** start of Extracted records **

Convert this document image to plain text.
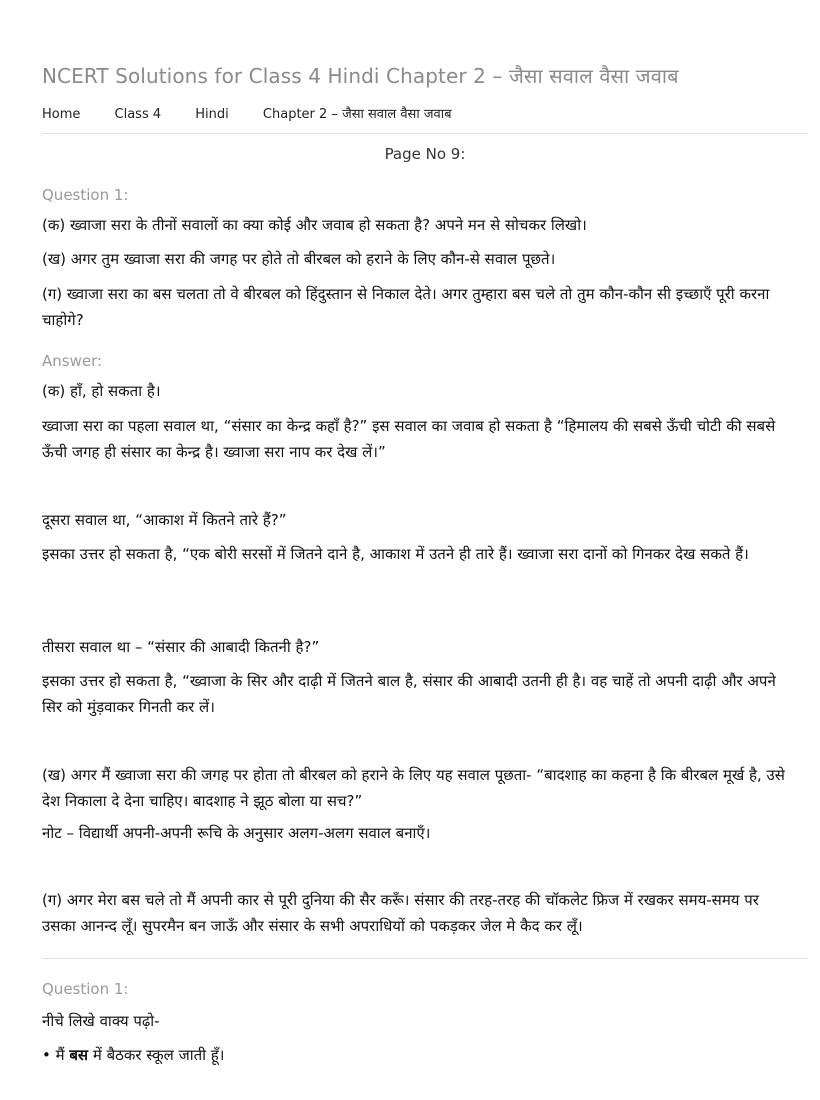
NCERT Solutions for Class 4 Hindi Chapter 2 – जैसा सवाल वैसा जवाब
Home	Class 4	Hindi	Chapter 2 – जैसा सवाल वैसा जवाब
Page No 9:
Question 1:

(क) ख्वाजा सरा के तीनों सवालों का क्या कोई और जवाब हो सकता है? अपने मन से सोचकर लिखो।

(ख) अगर तुम ख्वाजा सरा की जगह पर होते तो बीरबल को हराने के लिए कौन-से सवाल पूछते।

(ग) ख्वाजा सरा का बस चलता तो वे बीरबल को हिंदुस्तान से निकाल देते। अगर तुम्हारा बस चले तो तुम कौन-कौन सी इच्छाएँ पूरी करना चाहोगे?

Answer:

(क) हाँ, हो सकता है।

ख्वाजा सरा का पहला सवाल था, “संसार का केन्द्र कहाँ है?” इस सवाल का जवाब हो सकता है “हिमालय की सबसे ऊँची चोटी की सबसे ऊँची जगह ही संसार का केन्द्र है। ख्वाजा सरा नाप कर देख लें।”

दूसरा सवाल था, “आकाश में कितने तारे हैं?”

इसका उत्तर हो सकता है, “एक बोरी सरसों में जितने दाने है, आकाश में उतने ही तारे हैं। ख्वाजा सरा दानों को गिनकर देख सकते हैं।

तीसरा सवाल था – “संसार की आबादी कितनी है?”

इसका उत्तर हो सकता है, “ख्वाजा के सिर और दाढ़ी में जितने बाल है, संसार की आबादी उतनी ही है। वह चाहें तो अपनी दाढ़ी और अपने सिर को मुंड़वाकर गिनती कर लें।

(ख) अगर मैं ख्वाजा सरा की जगह पर होता तो बीरबल को हराने के लिए यह सवाल पूछता- “बादशाह का कहना है कि बीरबल मूर्ख है, उसे देश निकाला दे देना चाहिए। बादशाह ने झूठ बोला या सच?”

नोट – विद्यार्थी अपनी-अपनी रूचि के अनुसार अलग-अलग सवाल बनाएँ।

(ग) अगर मेरा बस चले तो मैं अपनी कार से पूरी दुनिया की सैर करूँ। संसार की तरह-तरह की चॉकलेट फ्रिज में रखकर समय-समय पर उसका आनन्द लूँ। सुपरमैन बन जाऊँ और संसार के सभी अपराधियों को पकड़कर जेल मे कैद कर लूँ।

Question 1:

नीचे लिखे वाक्य पढ़ो-

• मैं बस में बैठकर स्कूल जाती हूँ।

** end of Extracted records **

Every line of text is to be repeated exactly; pictures are left out.

Convert this document image to plain text.
NCERT Solutions for Class 4 Hindi Chapter 2 – जैसा सवाल वैसा जवाब
Home	Class 4	Hindi	Chapter 2 – जैसा सवाल वैसा जवाब
Page No 9:
Question 1:

(क) ख्वाजा सरा के तीनों सवालों का क्या कोई और जवाब हो सकता है? अपने मन से सोचकर लिखो।

(ख) अगर तुम ख्वाजा सरा की जगह पर होते तो बीरबल को हराने के लिए कौन-से सवाल पूछते।

(ग) ख्वाजा सरा का बस चलता तो वे बीरबल को हिंदुस्तान से निकाल देते। अगर तुम्हारा बस चले तो तुम कौन-कौन सी इच्छाएँ पूरी करना चाहोगे?

Answer:

(क) हाँ, हो सकता है।

ख्वाजा सरा का पहला सवाल था, “संसार का केन्द्र कहाँ है?” इस सवाल का जवाब हो सकता है “हिमालय की सबसे ऊँची चोटी की सबसे ऊँची जगह ही संसार का केन्द्र है। ख्वाजा सरा नाप कर देख लें।”

दूसरा सवाल था, “आकाश में कितने तारे हैं?”

इसका उत्तर हो सकता है, “एक बोरी सरसों में जितने दाने है, आकाश में उतने ही तारे हैं। ख्वाजा सरा दानों को गिनकर देख सकते हैं।

तीसरा सवाल था – “संसार की आबादी कितनी है?”

इसका उत्तर हो सकता है, “ख्वाजा के सिर और दाढ़ी में जितने बाल है, संसार की आबादी उतनी ही है। वह चाहें तो अपनी दाढ़ी और अपने सिर को मुंड़वाकर गिनती कर लें।

(ख) अगर मैं ख्वाजा सरा की जगह पर होता तो बीरबल को हराने के लिए यह सवाल पूछता- “बादशाह का कहना है कि बीरबल मूर्ख है, उसे देश निकाला दे देना चाहिए। बादशाह ने झूठ बोला या सच?”

नोट – विद्यार्थी अपनी-अपनी रूचि के अनुसार अलग-अलग सवाल बनाएँ।

(ग) अगर मेरा बस चले तो मैं अपनी कार से पूरी दुनिया की सैर करूँ। संसार की तरह-तरह की चॉकलेट फ्रिज में रखकर समय-समय पर उसका आनन्द लूँ। सुपरमैन बन जाऊँ और संसार के सभी अपराधियों को पकड़कर जेल मे कैद कर लूँ।

Question 1:

नीचे लिखे वाक्य पढ़ो-

• मैं बस में बैठकर स्कूल जाती हूँ।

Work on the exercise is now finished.